**Selected text**:
## start
Nothing changes…

 

Amanda Knox and Raffaele Sollecito
 
Amanda Knox and Raffaele Sollecito

‘…the progress of Desire from its first conception is of this kind…it seeks hiding places and keeps itself secret…until throwing off all restraints of shame and fear…it either assumes the mask of some virtue, or sets infamy itself at defiance.’ (Francis Bacon, De Dignitate et Augentis Scientarium, 1623)

The Changeling (8th – 15th May, Crescent Studio) is a play for anyone who, watching the news last year, looked at Amanda Knox being led away in handcuffs and wondered how pretty 22 year old exchange student from Seattle, USA ended up being convicted of the murder and sexual assault of another young woman.

We’ll probably never know exactly what passed between Knox, her former boyfriend Raffaele Sollecito, and Meredith Kercher. The facts are that Kercher was found dead; she had suffered a crushed windpipe, her throat had been slashed, she had 43 bruises, scratches and knife wounds on her body and she had been sexually assaulted. Amanda Knox, a previously unremarkable, middle-class young woman, is now serving a 26 year sentence in an Italian prison. Raffaele Sollecito was also convicted of murder and sexual assault and jailed for 25 years.

Middleton and Rowley’s play deals with what happens when the animal instincts that lie somewhere within us all are unleashed. It’s a dark, violent and bloody Jacobean tragedy with plenty to say to a modern audience about the fragile line between passion and madness.

The main character, Beatrice, lets her passion for a man she can’t have override her reason. She enters into a sinister pact with a Deflores, a servant who has secretly lusted after her for years. When Deflores changes the terms of their agreement after murder has been done, she agrees to quench his desire for her, rather than risk revealing what they have done. More deceit becomes the only way to cover up their crimes as they spiral into depravity and despair. Beatrice is the ‘changeling’ of the title; changing almost beyond recognition from the beautiful, ordinary young noblewoman at the start of the play.
## end
**The request**: Update the play preview starting at the words "Middleton and Rowley’s" and ending after "passion and madness.", putting "primal urges" in place of "animal instincts".

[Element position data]
## start
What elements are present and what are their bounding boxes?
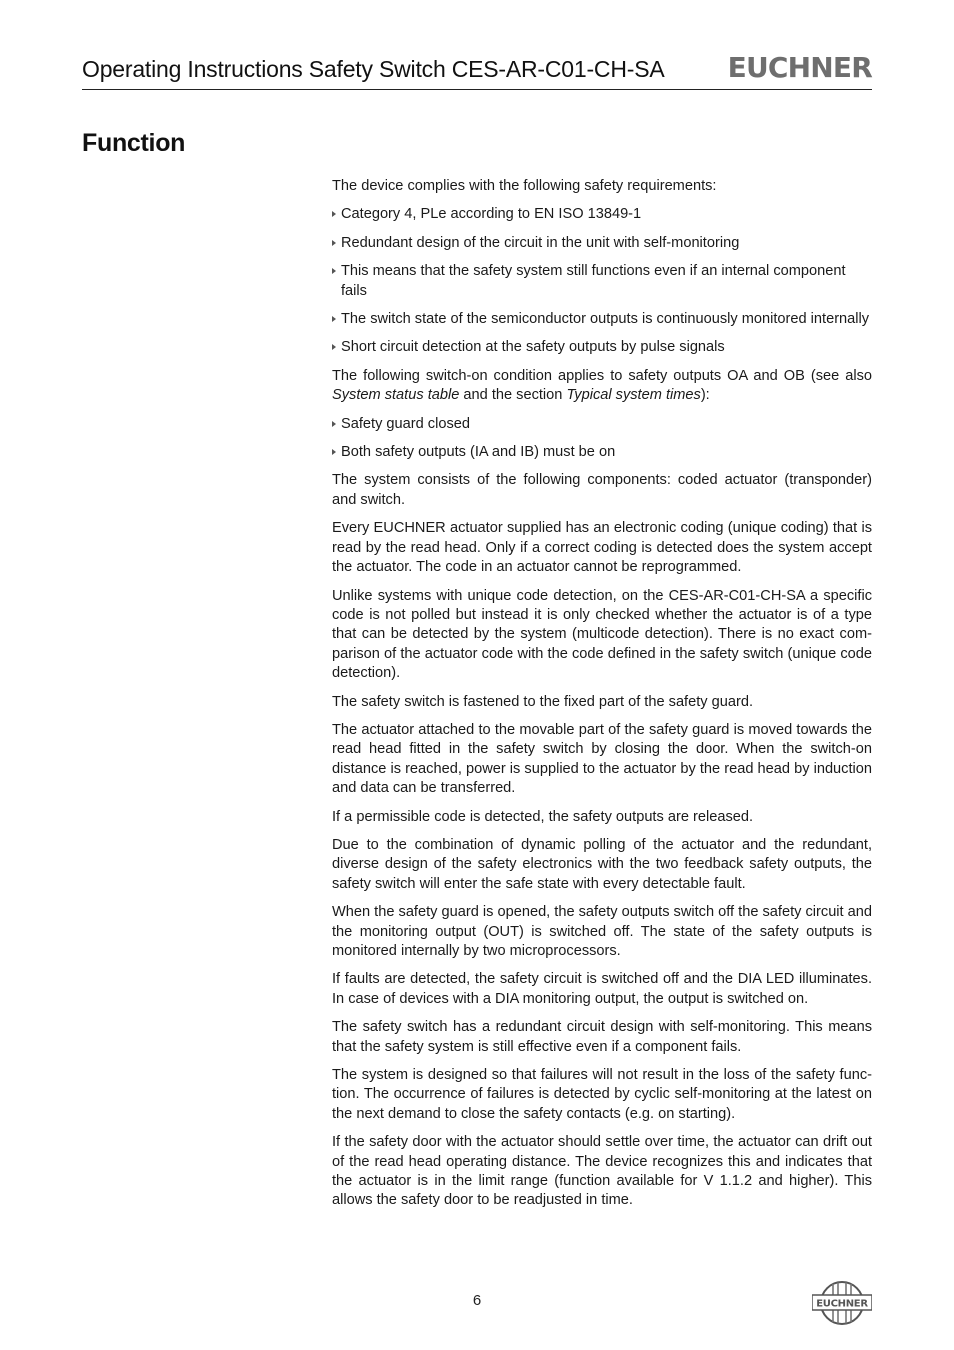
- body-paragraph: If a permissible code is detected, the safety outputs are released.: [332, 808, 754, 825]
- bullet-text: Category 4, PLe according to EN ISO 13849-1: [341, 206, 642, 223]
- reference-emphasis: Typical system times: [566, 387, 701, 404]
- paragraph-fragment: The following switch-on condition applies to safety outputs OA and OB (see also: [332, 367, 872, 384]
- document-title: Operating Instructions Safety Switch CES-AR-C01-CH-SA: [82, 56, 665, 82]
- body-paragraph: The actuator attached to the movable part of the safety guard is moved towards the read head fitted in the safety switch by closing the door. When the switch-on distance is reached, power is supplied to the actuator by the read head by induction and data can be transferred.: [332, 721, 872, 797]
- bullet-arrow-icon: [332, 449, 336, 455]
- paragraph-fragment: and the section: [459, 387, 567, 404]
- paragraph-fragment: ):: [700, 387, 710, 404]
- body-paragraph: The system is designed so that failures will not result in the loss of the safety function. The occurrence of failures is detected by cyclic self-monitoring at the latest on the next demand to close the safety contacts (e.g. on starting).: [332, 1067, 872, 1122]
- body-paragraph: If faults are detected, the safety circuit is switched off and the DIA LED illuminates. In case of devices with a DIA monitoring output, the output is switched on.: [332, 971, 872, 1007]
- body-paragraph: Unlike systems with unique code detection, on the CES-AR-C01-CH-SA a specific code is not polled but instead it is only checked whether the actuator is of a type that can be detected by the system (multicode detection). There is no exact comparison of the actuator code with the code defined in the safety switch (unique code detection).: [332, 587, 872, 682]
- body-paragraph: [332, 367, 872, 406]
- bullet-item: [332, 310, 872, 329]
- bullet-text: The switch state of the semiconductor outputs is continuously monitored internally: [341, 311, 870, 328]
## end
**Output below**:
Middleton and Rowley’s play deals with what happens when the primal urges that lie somewhere within us all are unleashed. It’s a dark, violent and bloody Jacobean tragedy with plenty to say to a modern audience about the fragile line between passion and madness.